_Problem requirements_.
Without the images, write out all of the following entries exactly.

[Records about charts and figures]
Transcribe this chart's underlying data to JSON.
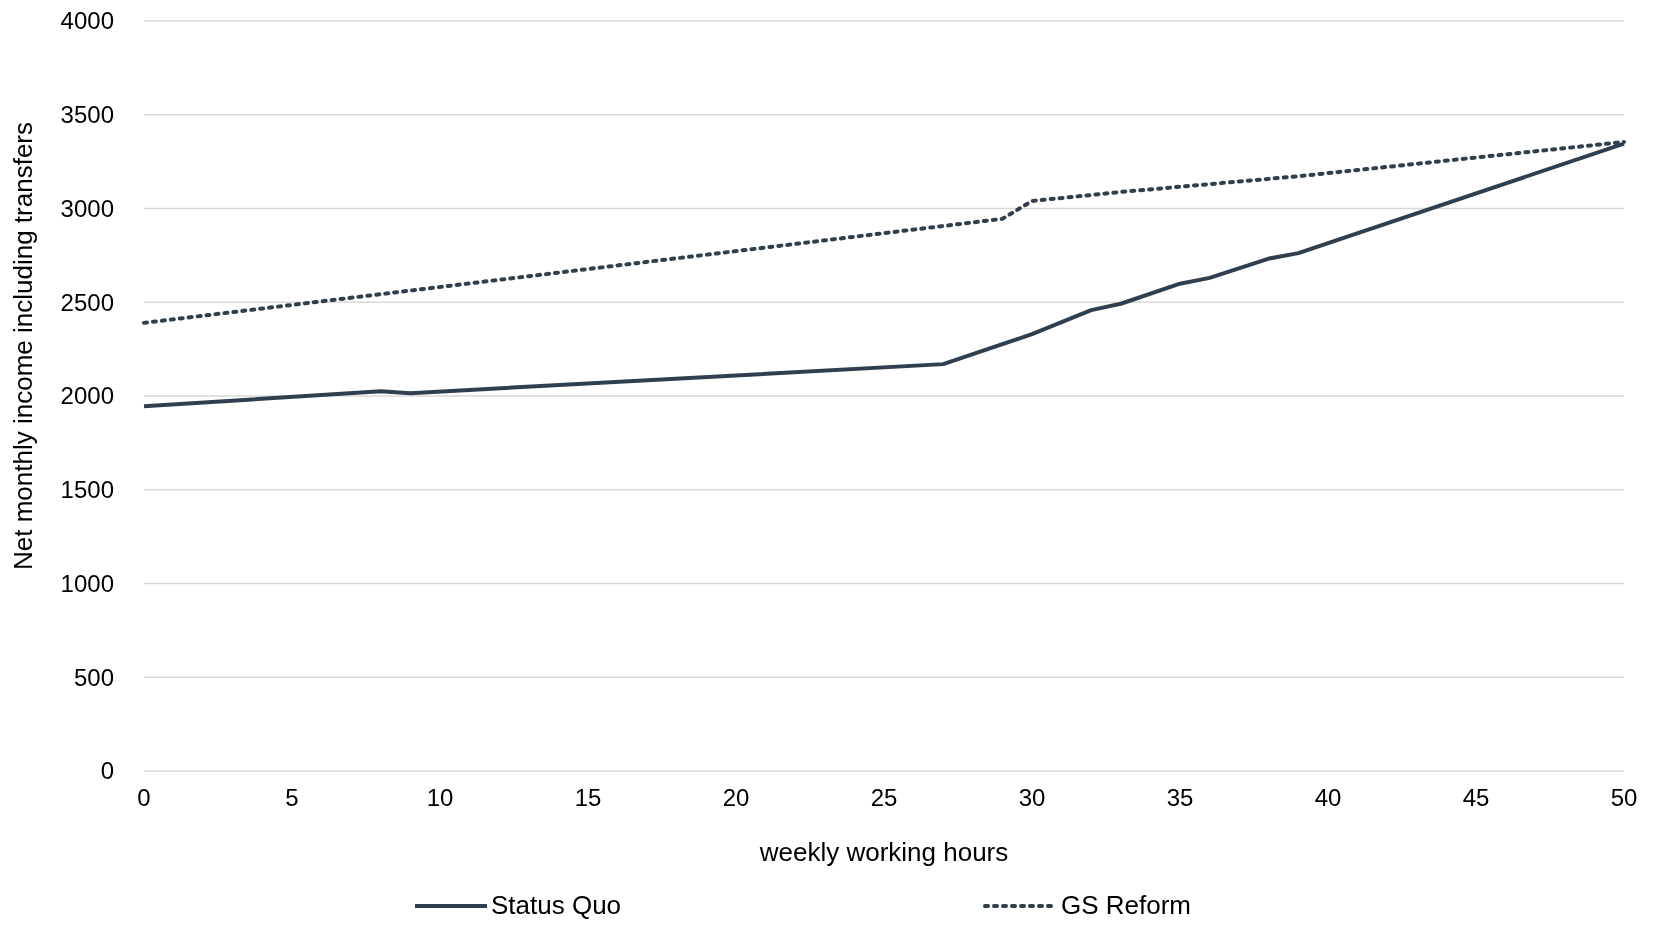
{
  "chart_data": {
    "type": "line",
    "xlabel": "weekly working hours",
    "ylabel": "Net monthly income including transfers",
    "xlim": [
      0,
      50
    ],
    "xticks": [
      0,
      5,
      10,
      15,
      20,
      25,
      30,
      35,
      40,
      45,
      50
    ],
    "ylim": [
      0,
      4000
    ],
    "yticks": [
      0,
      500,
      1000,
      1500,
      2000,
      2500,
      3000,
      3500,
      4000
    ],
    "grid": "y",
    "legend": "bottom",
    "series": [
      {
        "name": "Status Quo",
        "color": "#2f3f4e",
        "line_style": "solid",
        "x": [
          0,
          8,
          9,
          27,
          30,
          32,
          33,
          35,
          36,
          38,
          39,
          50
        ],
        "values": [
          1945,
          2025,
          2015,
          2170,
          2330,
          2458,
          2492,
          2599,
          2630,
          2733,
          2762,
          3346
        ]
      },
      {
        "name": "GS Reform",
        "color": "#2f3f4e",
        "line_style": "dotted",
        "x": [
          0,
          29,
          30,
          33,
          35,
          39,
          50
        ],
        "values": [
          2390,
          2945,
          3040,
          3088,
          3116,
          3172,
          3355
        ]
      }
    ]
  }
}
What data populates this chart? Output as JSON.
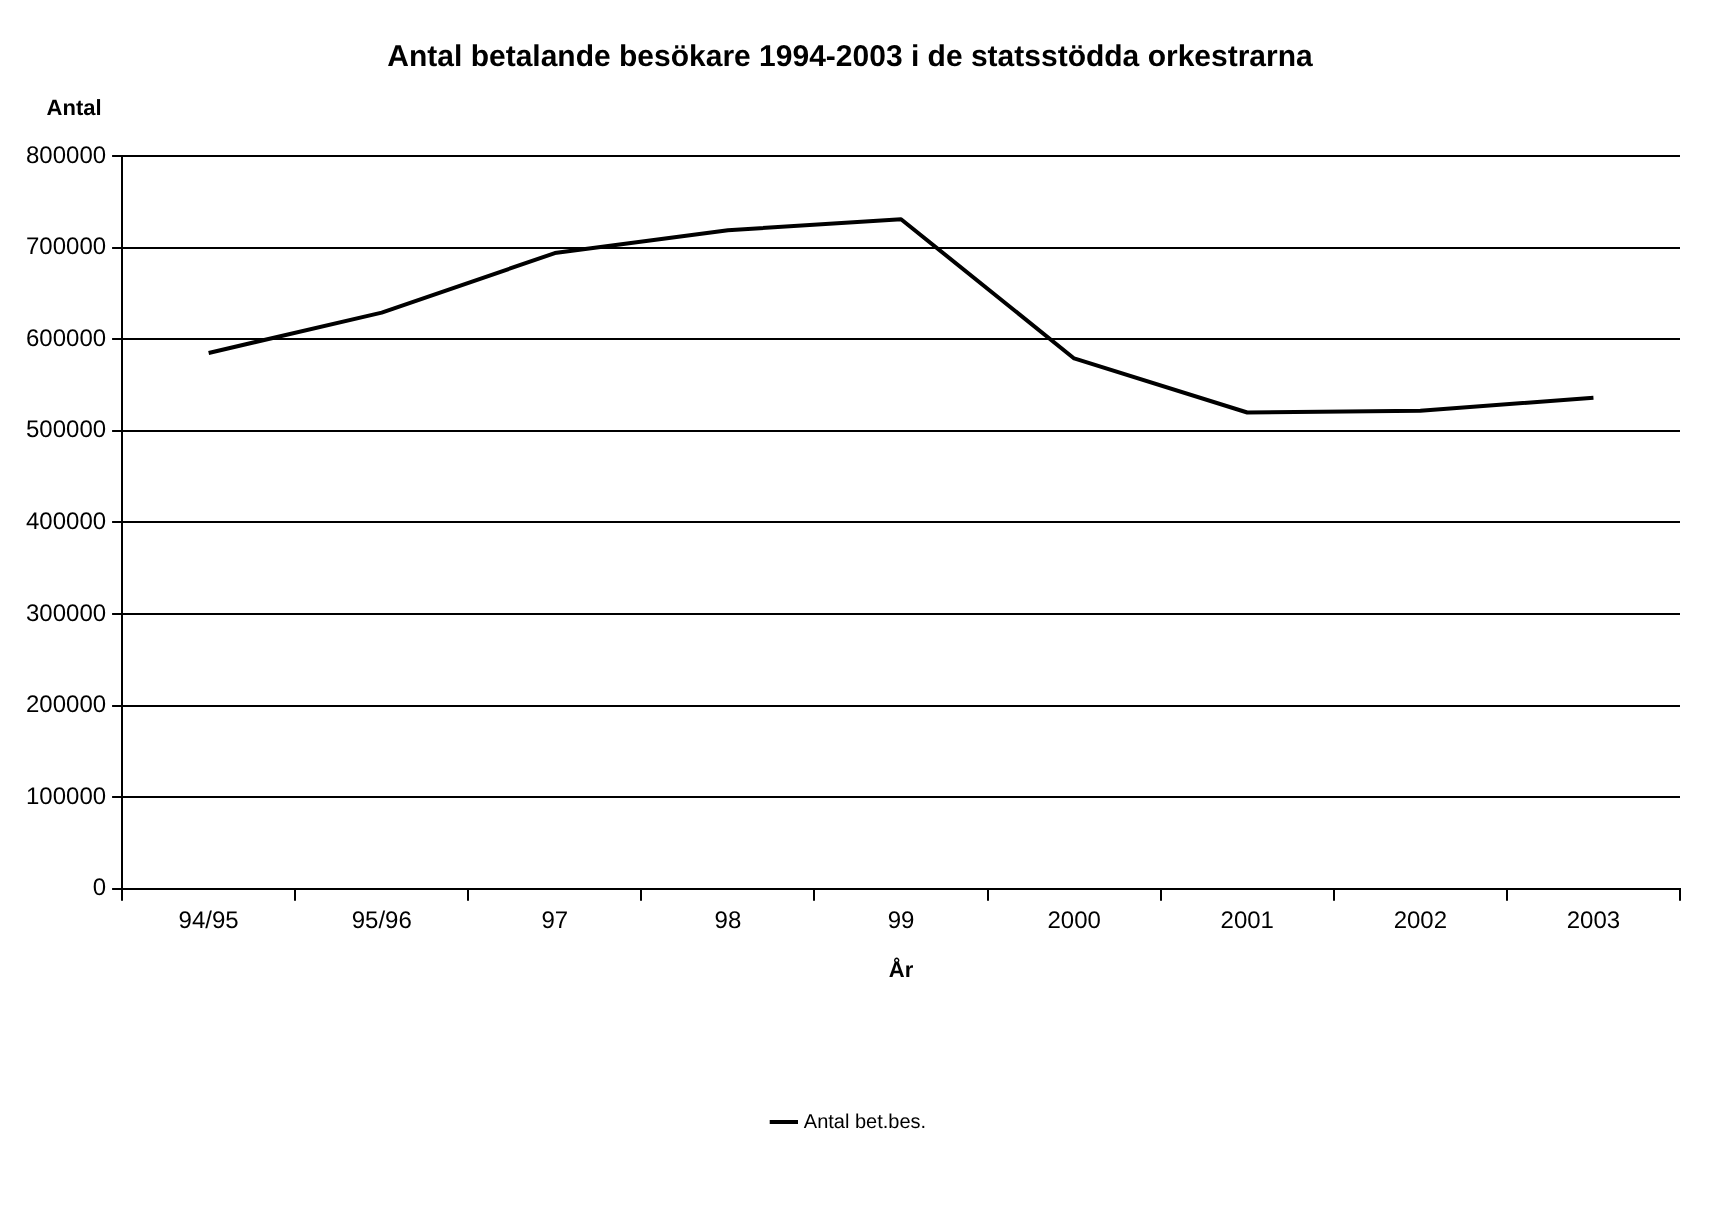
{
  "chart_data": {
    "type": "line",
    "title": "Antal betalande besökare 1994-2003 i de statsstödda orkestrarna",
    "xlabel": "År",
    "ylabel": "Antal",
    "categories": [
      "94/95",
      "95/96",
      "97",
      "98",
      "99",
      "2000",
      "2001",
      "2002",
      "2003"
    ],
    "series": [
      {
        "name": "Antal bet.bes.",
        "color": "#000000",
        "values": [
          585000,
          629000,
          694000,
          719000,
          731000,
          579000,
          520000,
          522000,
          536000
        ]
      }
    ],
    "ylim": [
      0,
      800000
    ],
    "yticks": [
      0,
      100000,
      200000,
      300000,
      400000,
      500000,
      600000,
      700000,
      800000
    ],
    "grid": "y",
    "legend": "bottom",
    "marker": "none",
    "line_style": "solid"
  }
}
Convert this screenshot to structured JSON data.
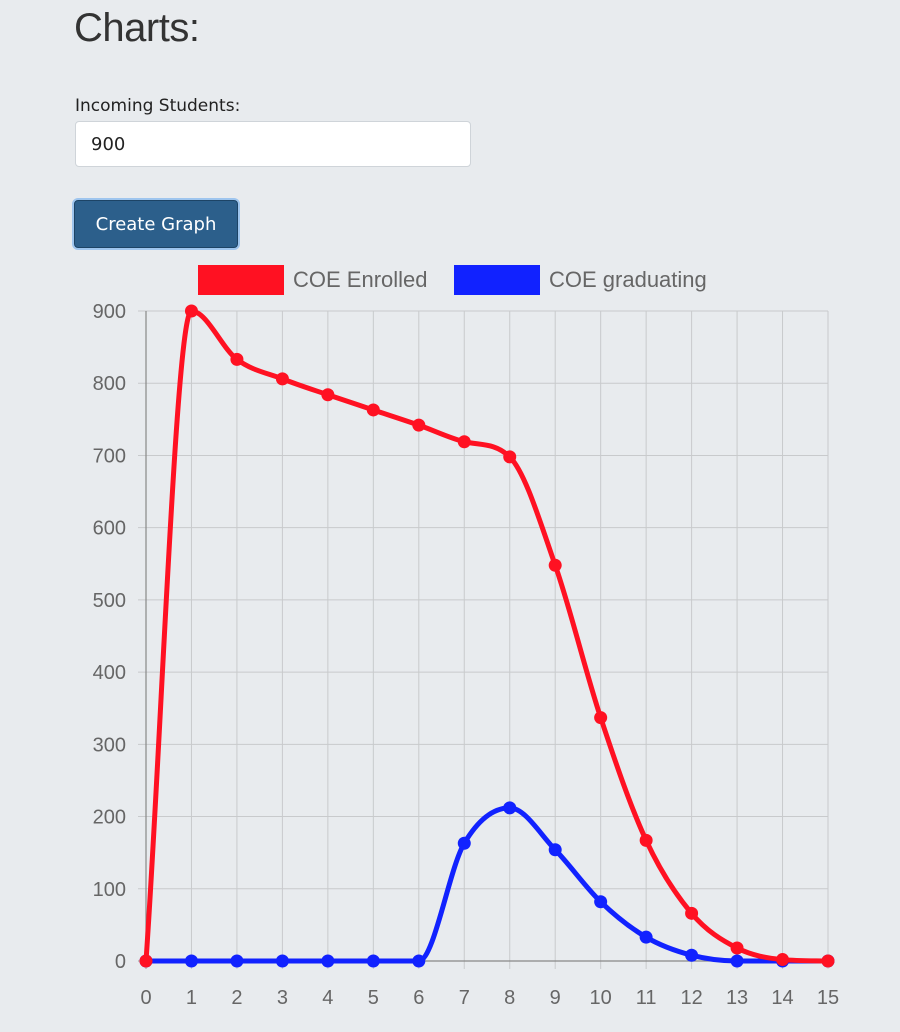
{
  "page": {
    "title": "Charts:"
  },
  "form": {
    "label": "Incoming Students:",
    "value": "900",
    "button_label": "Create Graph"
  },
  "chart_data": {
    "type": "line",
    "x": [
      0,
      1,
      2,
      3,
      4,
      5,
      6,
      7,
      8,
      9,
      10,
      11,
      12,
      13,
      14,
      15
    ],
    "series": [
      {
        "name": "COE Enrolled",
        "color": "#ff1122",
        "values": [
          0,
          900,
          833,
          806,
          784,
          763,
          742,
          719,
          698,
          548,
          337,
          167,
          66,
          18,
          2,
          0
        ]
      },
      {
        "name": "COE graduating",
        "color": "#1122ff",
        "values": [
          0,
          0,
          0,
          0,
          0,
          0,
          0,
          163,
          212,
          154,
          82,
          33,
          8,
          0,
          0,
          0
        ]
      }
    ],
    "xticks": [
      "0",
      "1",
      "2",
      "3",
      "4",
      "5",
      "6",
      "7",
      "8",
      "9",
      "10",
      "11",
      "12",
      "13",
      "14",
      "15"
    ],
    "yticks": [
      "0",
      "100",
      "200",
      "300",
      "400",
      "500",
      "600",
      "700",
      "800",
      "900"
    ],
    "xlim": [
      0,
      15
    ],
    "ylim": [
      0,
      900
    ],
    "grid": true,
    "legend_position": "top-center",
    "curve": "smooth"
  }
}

_Finished exercise_.
Transcribe this chart's underlying data to JSON.
{
  "chart_data": {
    "type": "line",
    "xlabel": "weekly working hours",
    "ylabel": "Net monthly income including transfers",
    "xlim": [
      0,
      50
    ],
    "xticks": [
      0,
      5,
      10,
      15,
      20,
      25,
      30,
      35,
      40,
      45,
      50
    ],
    "ylim": [
      0,
      4000
    ],
    "yticks": [
      0,
      500,
      1000,
      1500,
      2000,
      2500,
      3000,
      3500,
      4000
    ],
    "grid": "y",
    "legend": "bottom",
    "series": [
      {
        "name": "Status Quo",
        "color": "#2f3f4e",
        "line_style": "solid",
        "x": [
          0,
          8,
          9,
          27,
          30,
          32,
          33,
          35,
          36,
          38,
          39,
          50
        ],
        "values": [
          1945,
          2025,
          2015,
          2170,
          2330,
          2458,
          2492,
          2599,
          2630,
          2733,
          2762,
          3346
        ]
      },
      {
        "name": "GS Reform",
        "color": "#2f3f4e",
        "line_style": "dotted",
        "x": [
          0,
          29,
          30,
          33,
          35,
          39,
          50
        ],
        "values": [
          2390,
          2945,
          3040,
          3088,
          3116,
          3172,
          3355
        ]
      }
    ]
  }
}
What data populates this chart? Output as JSON.
{
  "chart_data": {
    "type": "line",
    "title": "Antal betalande besökare 1994-2003 i de statsstödda orkestrarna",
    "xlabel": "År",
    "ylabel": "Antal",
    "categories": [
      "94/95",
      "95/96",
      "97",
      "98",
      "99",
      "2000",
      "2001",
      "2002",
      "2003"
    ],
    "series": [
      {
        "name": "Antal bet.bes.",
        "color": "#000000",
        "values": [
          585000,
          629000,
          694000,
          719000,
          731000,
          579000,
          520000,
          522000,
          536000
        ]
      }
    ],
    "ylim": [
      0,
      800000
    ],
    "yticks": [
      0,
      100000,
      200000,
      300000,
      400000,
      500000,
      600000,
      700000,
      800000
    ],
    "grid": "y",
    "legend": "bottom",
    "marker": "none",
    "line_style": "solid"
  }
}
Convert this screenshot to structured JSON data.
{
  "page": {
    "title": "Charts:"
  },
  "form": {
    "label": "Incoming Students:",
    "value": "900",
    "button_label": "Create Graph"
  },
  "chart_data": {
    "type": "line",
    "x": [
      0,
      1,
      2,
      3,
      4,
      5,
      6,
      7,
      8,
      9,
      10,
      11,
      12,
      13,
      14,
      15
    ],
    "series": [
      {
        "name": "COE Enrolled",
        "color": "#ff1122",
        "values": [
          0,
          900,
          833,
          806,
          784,
          763,
          742,
          719,
          698,
          548,
          337,
          167,
          66,
          18,
          2,
          0
        ]
      },
      {
        "name": "COE graduating",
        "color": "#1122ff",
        "values": [
          0,
          0,
          0,
          0,
          0,
          0,
          0,
          163,
          212,
          154,
          82,
          33,
          8,
          0,
          0,
          0
        ]
      }
    ],
    "xticks": [
      "0",
      "1",
      "2",
      "3",
      "4",
      "5",
      "6",
      "7",
      "8",
      "9",
      "10",
      "11",
      "12",
      "13",
      "14",
      "15"
    ],
    "yticks": [
      "0",
      "100",
      "200",
      "300",
      "400",
      "500",
      "600",
      "700",
      "800",
      "900"
    ],
    "xlim": [
      0,
      15
    ],
    "ylim": [
      0,
      900
    ],
    "grid": true,
    "legend_position": "top-center",
    "curve": "smooth"
  }
}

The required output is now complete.